• [What this task involves] Drop the pictures, then extract the listing word for word.
[start of Recorded data]
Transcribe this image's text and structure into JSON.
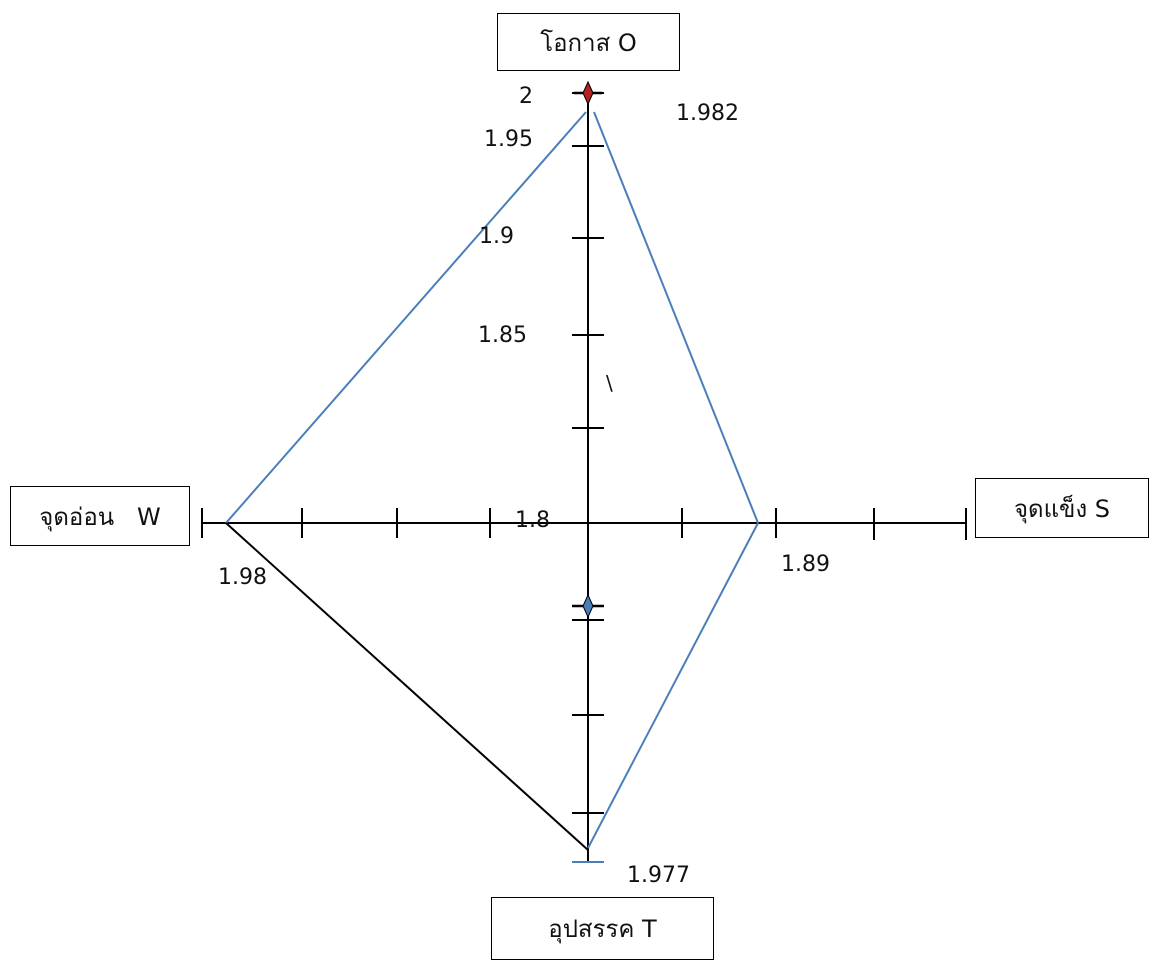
{
  "quadrants": {
    "opportunity": "โอกาส O",
    "strength": "จุดแข็ง S",
    "weakness": "จุดอ่อน   W",
    "threat": "อุปสรรค T"
  },
  "tick_labels": {
    "t2": "2",
    "t195": "1.95",
    "t19": "1.9",
    "t185": "1.85",
    "t18": "1.8"
  },
  "value_labels": {
    "opportunity": "1.982",
    "strength": "1.89",
    "weakness": "1.98",
    "threat": "1.977"
  },
  "stray_mark": "\\",
  "colors": {
    "axis": "#000000",
    "polygon_blue": "#4a7ebb",
    "polygon_black": "#000000",
    "marker_red": "#b22222",
    "marker_blue": "#4a7ebb"
  }
}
[end of Recorded data]
• [Correct response]
Transcribe this image's text and structure into JSON.
{
  "quadrants": {
    "opportunity": "โอกาส O",
    "strength": "จุดแข็ง S",
    "weakness": "จุดอ่อน   W",
    "threat": "อุปสรรค T"
  },
  "tick_labels": {
    "t2": "2",
    "t195": "1.95",
    "t19": "1.9",
    "t185": "1.85",
    "t18": "1.8"
  },
  "value_labels": {
    "opportunity": "1.982",
    "strength": "1.89",
    "weakness": "1.98",
    "threat": "1.977"
  },
  "stray_mark": "\\",
  "colors": {
    "axis": "#000000",
    "polygon_blue": "#4a7ebb",
    "polygon_black": "#000000",
    "marker_red": "#b22222",
    "marker_blue": "#4a7ebb"
  }
}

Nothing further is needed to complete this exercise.